Start of The records

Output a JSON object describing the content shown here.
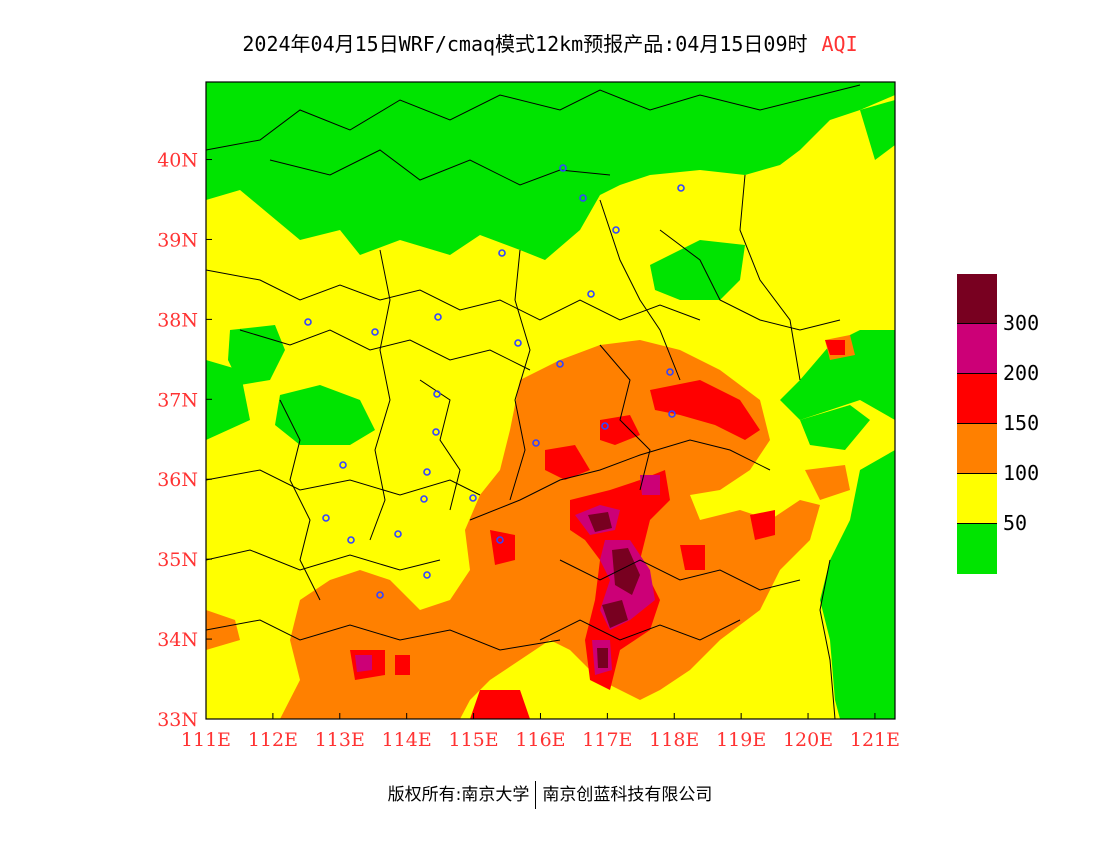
{
  "title": {
    "main": "2024年04月15日WRF/cmaq模式12km预报产品:04月15日09时",
    "product": "AQI"
  },
  "axes": {
    "x_ticks": [
      "111E",
      "112E",
      "113E",
      "114E",
      "115E",
      "116E",
      "117E",
      "118E",
      "119E",
      "120E",
      "121E"
    ],
    "y_ticks": [
      "33N",
      "34N",
      "35N",
      "36N",
      "37N",
      "38N",
      "39N",
      "40N"
    ],
    "lon_range": [
      111,
      121.3
    ],
    "lat_range": [
      33,
      40.97
    ]
  },
  "legend": {
    "labels": [
      "300",
      "200",
      "150",
      "100",
      "50"
    ],
    "levels": [
      {
        "min": 300,
        "color": "#780020"
      },
      {
        "min": 200,
        "color": "#cc0077"
      },
      {
        "min": 150,
        "color": "#ff0000"
      },
      {
        "min": 100,
        "color": "#ff8000"
      },
      {
        "min": 50,
        "color": "#ffff00"
      },
      {
        "min": 0,
        "color": "#00e400"
      }
    ]
  },
  "footer": {
    "copyright": "版权所有:南京大学",
    "company": "南京创蓝科技有限公司"
  }
}
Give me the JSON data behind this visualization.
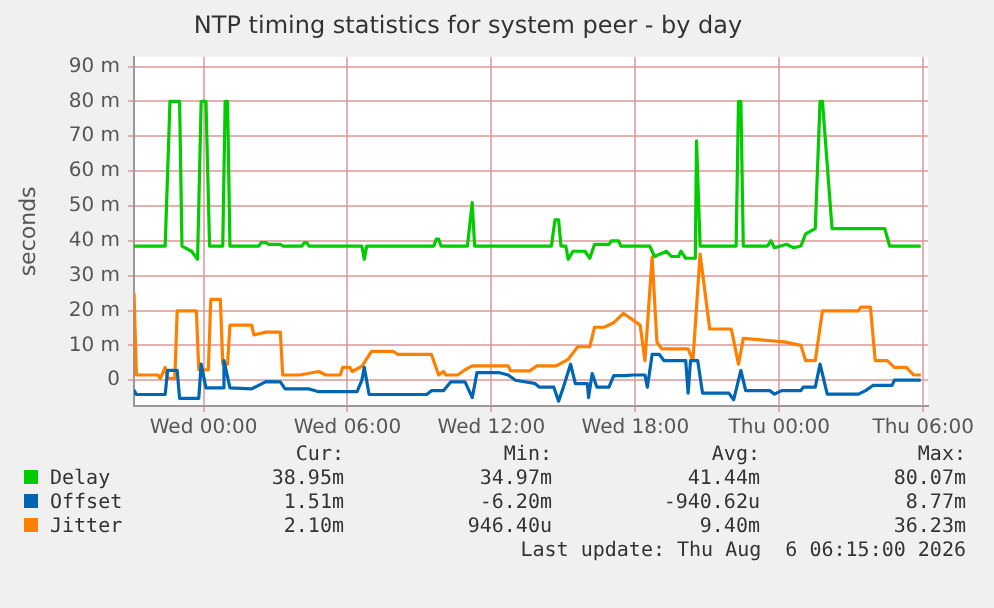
{
  "chart_data": {
    "type": "line",
    "title": "NTP timing statistics for system peer - by day",
    "ylabel": "seconds",
    "xlim": [
      "2026-08-04T21:06",
      "2026-08-06T06:12"
    ],
    "ylim": [
      -7.4,
      92.8
    ],
    "xticks": [
      {
        "value": "2026-08-05T00:00",
        "label": "Wed 00:00"
      },
      {
        "value": "2026-08-05T06:00",
        "label": "Wed 06:00"
      },
      {
        "value": "2026-08-05T12:00",
        "label": "Wed 12:00"
      },
      {
        "value": "2026-08-05T18:00",
        "label": "Wed 18:00"
      },
      {
        "value": "2026-08-06T00:00",
        "label": "Thu 00:00"
      },
      {
        "value": "2026-08-06T06:00",
        "label": "Thu 06:00"
      }
    ],
    "yticks": [
      0,
      {
        "value": 10,
        "label": "10 m"
      },
      {
        "value": 20,
        "label": "20 m"
      },
      {
        "value": 30,
        "label": "30 m"
      },
      {
        "value": 40,
        "label": "40 m"
      },
      {
        "value": 50,
        "label": "50 m"
      },
      {
        "value": 60,
        "label": "60 m"
      },
      {
        "value": 70,
        "label": "70 m"
      },
      {
        "value": 80,
        "label": "80 m"
      },
      {
        "value": 90,
        "label": "90 m"
      }
    ],
    "grid": true,
    "legend": "bottom",
    "marker": "none",
    "line_style": "solid",
    "series": [
      {
        "name": "Delay",
        "color": "#00cc00",
        "x": [
          "2026-08-04T21:06",
          "2026-08-04T22:24",
          "2026-08-04T22:36",
          "2026-08-04T23:00",
          "2026-08-04T23:06",
          "2026-08-04T23:30",
          "2026-08-04T23:45",
          "2026-08-04T23:54",
          "2026-08-05T00:06",
          "2026-08-05T00:15",
          "2026-08-05T00:48",
          "2026-08-05T00:54",
          "2026-08-05T01:00",
          "2026-08-05T01:06",
          "2026-08-05T02:18",
          "2026-08-05T02:24",
          "2026-08-05T02:36",
          "2026-08-05T02:42",
          "2026-08-05T03:12",
          "2026-08-05T03:18",
          "2026-08-05T04:06",
          "2026-08-05T04:12",
          "2026-08-05T04:18",
          "2026-08-05T04:24",
          "2026-08-05T06:36",
          "2026-08-05T06:42",
          "2026-08-05T06:48",
          "2026-08-05T09:36",
          "2026-08-05T09:42",
          "2026-08-05T09:48",
          "2026-08-05T09:54",
          "2026-08-05T11:00",
          "2026-08-05T11:12",
          "2026-08-05T11:18",
          "2026-08-05T14:30",
          "2026-08-05T14:39",
          "2026-08-05T14:48",
          "2026-08-05T14:54",
          "2026-08-05T15:06",
          "2026-08-05T15:12",
          "2026-08-05T15:24",
          "2026-08-05T15:54",
          "2026-08-05T16:06",
          "2026-08-05T16:18",
          "2026-08-05T16:54",
          "2026-08-05T17:00",
          "2026-08-05T17:18",
          "2026-08-05T17:24",
          "2026-08-05T18:36",
          "2026-08-05T18:48",
          "2026-08-05T19:18",
          "2026-08-05T19:30",
          "2026-08-05T19:48",
          "2026-08-05T19:54",
          "2026-08-05T20:06",
          "2026-08-05T20:30",
          "2026-08-05T20:33",
          "2026-08-05T20:42",
          "2026-08-05T22:12",
          "2026-08-05T22:18",
          "2026-08-05T22:24",
          "2026-08-05T22:30",
          "2026-08-05T23:30",
          "2026-08-05T23:39",
          "2026-08-05T23:48",
          "2026-08-06T00:18",
          "2026-08-06T00:36",
          "2026-08-06T00:54",
          "2026-08-06T01:06",
          "2026-08-06T01:30",
          "2026-08-06T01:42",
          "2026-08-06T01:48",
          "2026-08-06T02:12",
          "2026-08-06T04:24",
          "2026-08-06T04:36",
          "2026-08-06T05:54"
        ],
        "values": [
          38.5,
          38.5,
          80,
          80,
          38.5,
          37,
          34.7,
          80,
          80,
          38.5,
          38.5,
          80,
          80,
          38.5,
          38.5,
          39.5,
          39.5,
          39,
          39,
          38.5,
          38.5,
          39.5,
          39.5,
          38.5,
          38.5,
          34.7,
          38.5,
          38.5,
          40.5,
          40.5,
          38.5,
          38.5,
          51,
          38.5,
          38.5,
          46,
          46,
          38.5,
          38.5,
          34.7,
          37,
          37,
          35,
          39,
          39,
          40,
          40,
          38.5,
          38.5,
          35.5,
          37,
          35.5,
          35.5,
          37,
          35,
          35,
          68.7,
          38.5,
          38.5,
          80,
          80,
          38.5,
          38.5,
          40,
          38,
          39,
          38,
          38.5,
          42,
          43.5,
          80,
          80,
          43.5,
          43.5,
          38.5,
          38.5
        ]
      },
      {
        "name": "Offset",
        "color": "#0066b3",
        "x": [
          "2026-08-04T21:06",
          "2026-08-04T21:12",
          "2026-08-04T22:24",
          "2026-08-04T22:30",
          "2026-08-04T22:54",
          "2026-08-04T23:00",
          "2026-08-04T23:48",
          "2026-08-04T23:54",
          "2026-08-05T00:06",
          "2026-08-05T00:48",
          "2026-08-05T00:51",
          "2026-08-05T01:06",
          "2026-08-05T02:00",
          "2026-08-05T02:36",
          "2026-08-05T03:12",
          "2026-08-05T03:24",
          "2026-08-05T04:24",
          "2026-08-05T04:48",
          "2026-08-05T06:24",
          "2026-08-05T06:36",
          "2026-08-05T06:42",
          "2026-08-05T06:54",
          "2026-08-05T09:18",
          "2026-08-05T09:30",
          "2026-08-05T10:00",
          "2026-08-05T10:18",
          "2026-08-05T10:54",
          "2026-08-05T11:12",
          "2026-08-05T11:24",
          "2026-08-05T12:18",
          "2026-08-05T12:42",
          "2026-08-05T13:00",
          "2026-08-05T13:48",
          "2026-08-05T14:00",
          "2026-08-05T14:36",
          "2026-08-05T14:48",
          "2026-08-05T15:00",
          "2026-08-05T15:18",
          "2026-08-05T15:30",
          "2026-08-05T16:00",
          "2026-08-05T16:03",
          "2026-08-05T16:12",
          "2026-08-05T16:24",
          "2026-08-05T16:54",
          "2026-08-05T17:06",
          "2026-08-05T17:36",
          "2026-08-05T17:54",
          "2026-08-05T18:24",
          "2026-08-05T18:30",
          "2026-08-05T18:42",
          "2026-08-05T19:00",
          "2026-08-05T19:12",
          "2026-08-05T20:06",
          "2026-08-05T20:12",
          "2026-08-05T20:18",
          "2026-08-05T20:36",
          "2026-08-05T20:48",
          "2026-08-05T21:54",
          "2026-08-05T22:06",
          "2026-08-05T22:24",
          "2026-08-05T22:36",
          "2026-08-05T23:36",
          "2026-08-05T23:48",
          "2026-08-06T00:06",
          "2026-08-06T00:54",
          "2026-08-06T01:00",
          "2026-08-06T01:30",
          "2026-08-06T01:42",
          "2026-08-06T02:00",
          "2026-08-06T03:18",
          "2026-08-06T03:36",
          "2026-08-06T03:54",
          "2026-08-06T04:42",
          "2026-08-06T04:48",
          "2026-08-06T05:54"
        ],
        "values": [
          -2.8,
          -4.1,
          -4.1,
          2.8,
          2.8,
          -5.2,
          -5.2,
          4.6,
          -2.2,
          -2.2,
          5.6,
          -2.2,
          -2.5,
          -0.4,
          -0.5,
          -2.5,
          -2.5,
          -3.3,
          -3.3,
          0,
          3.7,
          -4.1,
          -4.1,
          -3,
          -3,
          -0.5,
          -0.5,
          -5,
          2.2,
          2.2,
          1.5,
          0,
          -0.9,
          -2,
          -2,
          -6,
          -2,
          4.6,
          -1,
          -1,
          -5,
          1.9,
          -2,
          -2,
          1.3,
          1.3,
          1.5,
          1.5,
          -2,
          7.4,
          7.4,
          5.6,
          5.6,
          -3.7,
          5.6,
          5.6,
          -3.7,
          -3.7,
          -5.6,
          2.8,
          -3,
          -3,
          -4,
          -3,
          -3,
          -2,
          -2,
          4.6,
          -4,
          -4,
          -3,
          -1.5,
          -1.5,
          0,
          0
        ]
      },
      {
        "name": "Jitter",
        "color": "#ff8000",
        "x": [
          "2026-08-04T21:06",
          "2026-08-04T21:12",
          "2026-08-04T22:06",
          "2026-08-04T22:12",
          "2026-08-04T22:24",
          "2026-08-04T22:30",
          "2026-08-04T22:48",
          "2026-08-04T22:54",
          "2026-08-04T23:42",
          "2026-08-04T23:48",
          "2026-08-05T00:12",
          "2026-08-05T00:18",
          "2026-08-05T00:42",
          "2026-08-05T00:48",
          "2026-08-05T01:00",
          "2026-08-05T01:06",
          "2026-08-05T02:00",
          "2026-08-05T02:06",
          "2026-08-05T02:36",
          "2026-08-05T03:12",
          "2026-08-05T03:18",
          "2026-08-05T04:00",
          "2026-08-05T04:48",
          "2026-08-05T05:06",
          "2026-08-05T05:42",
          "2026-08-05T05:48",
          "2026-08-05T06:06",
          "2026-08-05T06:12",
          "2026-08-05T06:36",
          "2026-08-05T07:00",
          "2026-08-05T07:54",
          "2026-08-05T08:06",
          "2026-08-05T09:30",
          "2026-08-05T09:48",
          "2026-08-05T10:00",
          "2026-08-05T10:06",
          "2026-08-05T10:36",
          "2026-08-05T10:54",
          "2026-08-05T11:12",
          "2026-08-05T12:42",
          "2026-08-05T12:48",
          "2026-08-05T13:36",
          "2026-08-05T13:54",
          "2026-08-05T14:42",
          "2026-08-05T15:12",
          "2026-08-05T15:36",
          "2026-08-05T16:06",
          "2026-08-05T16:18",
          "2026-08-05T16:42",
          "2026-08-05T17:06",
          "2026-08-05T17:30",
          "2026-08-05T18:12",
          "2026-08-05T18:24",
          "2026-08-05T18:42",
          "2026-08-05T18:54",
          "2026-08-05T19:06",
          "2026-08-05T20:12",
          "2026-08-05T20:24",
          "2026-08-05T20:42",
          "2026-08-05T21:06",
          "2026-08-05T22:00",
          "2026-08-05T22:18",
          "2026-08-05T22:30",
          "2026-08-06T00:12",
          "2026-08-06T00:54",
          "2026-08-06T01:06",
          "2026-08-06T01:30",
          "2026-08-06T01:48",
          "2026-08-06T03:18",
          "2026-08-06T03:24",
          "2026-08-06T03:48",
          "2026-08-06T04:00",
          "2026-08-06T04:30",
          "2026-08-06T04:48",
          "2026-08-06T05:18",
          "2026-08-06T05:36",
          "2026-08-06T05:54"
        ],
        "values": [
          25,
          1.5,
          1.5,
          0.5,
          3.7,
          0.5,
          0.5,
          19.9,
          19.9,
          3,
          3,
          23.2,
          23.2,
          4.6,
          4.6,
          15.8,
          15.8,
          13,
          13.8,
          13.8,
          1.5,
          1.5,
          2.5,
          1.5,
          1.5,
          3.7,
          3.7,
          2.5,
          4,
          8.3,
          8.3,
          7.4,
          7.4,
          1.5,
          2.5,
          1.5,
          1.5,
          3,
          4.1,
          4.1,
          2.7,
          2.7,
          4.1,
          4.1,
          6,
          9.6,
          9.6,
          15.2,
          15.2,
          16.5,
          19.2,
          15.8,
          5.6,
          35.3,
          10.9,
          9,
          9,
          5.6,
          36.2,
          14.7,
          14.7,
          4.6,
          12,
          11,
          10,
          5.6,
          5.6,
          19.9,
          19.9,
          21,
          21,
          5.6,
          5.6,
          3.7,
          3.7,
          1.5,
          1.5
        ]
      }
    ],
    "annotations": [
      "Cur:",
      "Min:",
      "Avg:",
      "Max:",
      "38.95m",
      "34.97m",
      "41.44m",
      "80.07m",
      "1.51m",
      "-6.20m",
      "-940.62u",
      "8.77m",
      "2.10m",
      "946.40u",
      "9.40m",
      "36.23m",
      "Last update: Thu Aug  6 06:15:00 2026"
    ]
  }
}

End of The records

### Goal
In the listing above, find the lines holding the word "title" and copy them.

### Answer in full
  "title": {
    "title": "NTP timing statistics for system peer - by day",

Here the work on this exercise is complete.